### Questions on the material
1: According to the article on Welsh children's services reforms, by roughly how much has the number of children in care in Wales risen since 2013?
2: Resume the article on proposed reforms to Welsh children's services, picking up after its final sentence.

### Excerpt provided
Cap on social worker caseloads among recommendations for Welsh children’s services reforms

Fiona Simpson
Wednesday, May 24, 2023

A legal cap on caseloads for children’s social workers is among a series of recommendations put forward by a Welsh parliament committee looking to "radically" reform social care.

Local authorities should calculate maximum caseloads for social workers, a Senedd committee states. Picture: RH2010/Adobe Stock
Local authorities should calculate maximum caseloads for social workers, a Senedd committee states. Picture: RH2010/Adobe Stock

The proposal, from Senedd's children, young people and education committee, recommends the introduction of legislation requiring councils to calculate the maximum number of caseloads a children’s care social worker can safely manage.

The committee highlights that the number of children in care in Wales was up by almost 23 per cent since 2013 while at the same time there were shortages of qualified social workers.

Local authorities must “do everything they can to keep to those caseload limits”, the report states.

It suggests rules could be based on Welsh laws for safe nursing levels.

“This would help to address the trauma caused to young people when care workers are overstretched.

“Young people told the committee their cases were passed around social workers leading to them having to tell their life story over again, feeling like they are not a priority and, in some cases, self-harming to get the attention of their social worker,” the report adds.

The report calls for 12 “radical reforms” to drive urgent and much-needed changes to the care system through 27 recommendations.

The report’s calls are drawn from an inquiry which saw the committee speak to young people from across Wales with direct experience of the care system.

Further recommendations include making care experience a protected characteristic under the Equality Act 2010. A similar recommendation made in the Independent Review of Children’s Social Care was rejected by the UK government last year.

### Available data
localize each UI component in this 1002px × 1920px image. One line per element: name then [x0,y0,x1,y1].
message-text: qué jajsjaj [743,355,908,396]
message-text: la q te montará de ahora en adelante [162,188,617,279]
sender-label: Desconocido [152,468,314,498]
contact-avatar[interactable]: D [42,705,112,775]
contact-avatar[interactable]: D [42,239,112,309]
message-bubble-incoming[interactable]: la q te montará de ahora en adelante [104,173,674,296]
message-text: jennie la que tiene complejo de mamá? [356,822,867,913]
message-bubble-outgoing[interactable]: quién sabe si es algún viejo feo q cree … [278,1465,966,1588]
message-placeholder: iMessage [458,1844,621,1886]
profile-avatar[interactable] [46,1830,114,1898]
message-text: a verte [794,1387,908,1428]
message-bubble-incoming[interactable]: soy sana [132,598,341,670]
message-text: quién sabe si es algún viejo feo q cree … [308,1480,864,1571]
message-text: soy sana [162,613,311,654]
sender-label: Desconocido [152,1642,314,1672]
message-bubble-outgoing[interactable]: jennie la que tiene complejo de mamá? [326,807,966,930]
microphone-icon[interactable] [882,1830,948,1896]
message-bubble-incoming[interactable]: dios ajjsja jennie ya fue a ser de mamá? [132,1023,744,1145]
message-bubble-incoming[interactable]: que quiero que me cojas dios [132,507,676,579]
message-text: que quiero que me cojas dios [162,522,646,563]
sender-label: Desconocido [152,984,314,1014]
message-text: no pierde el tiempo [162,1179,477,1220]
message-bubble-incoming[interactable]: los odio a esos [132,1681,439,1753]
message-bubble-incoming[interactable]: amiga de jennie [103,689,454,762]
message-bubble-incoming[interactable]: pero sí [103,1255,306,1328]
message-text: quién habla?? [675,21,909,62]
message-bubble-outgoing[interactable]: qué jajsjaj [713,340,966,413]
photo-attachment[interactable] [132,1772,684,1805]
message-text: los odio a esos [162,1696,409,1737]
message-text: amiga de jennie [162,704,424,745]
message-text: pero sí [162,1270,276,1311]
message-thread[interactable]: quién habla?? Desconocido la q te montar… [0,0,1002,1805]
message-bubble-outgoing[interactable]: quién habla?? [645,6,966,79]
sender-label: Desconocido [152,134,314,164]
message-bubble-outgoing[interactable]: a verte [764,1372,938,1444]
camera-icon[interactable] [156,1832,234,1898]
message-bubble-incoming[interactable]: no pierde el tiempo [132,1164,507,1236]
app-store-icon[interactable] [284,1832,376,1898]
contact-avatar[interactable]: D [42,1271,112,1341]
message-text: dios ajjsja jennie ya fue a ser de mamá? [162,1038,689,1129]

### Task answers
1: Almost 23 percent.

2:
The Senedd committee also proposes ending the “cliff edge” by extending the support provided to care leavers by law until they reach 25 and giving care experienced people up to the age of 25 "priority need" status when homeless and the highest priority in housing allocation policies.

The report recommends making it a legal right for all care-experienced parents to receive intensive wrap-around care and access to an independent support worker if a child is placed on a child protection register in a bid to end the cycle of care.

It also calls for a legal right for all children in care to access trauma-informed mental health therapy and long-term advocacy support (from when they enter the care system.

MS Jayne Bryant, chair of the committee said: “Anybody claiming that the state is doing its corporate parenting job well should consider whether they would be happy for their own child to be cared for by that system. Whether any good parent would want that for their own child.”

Responding to the report, Sharon Lovell, chief executive of NYAS Cymru, which supported young people in giving evidence to the committee, said: “I welcome the recommendations within the committee's report and wish to thank members for directly listening and hearing the voices of children and young people.”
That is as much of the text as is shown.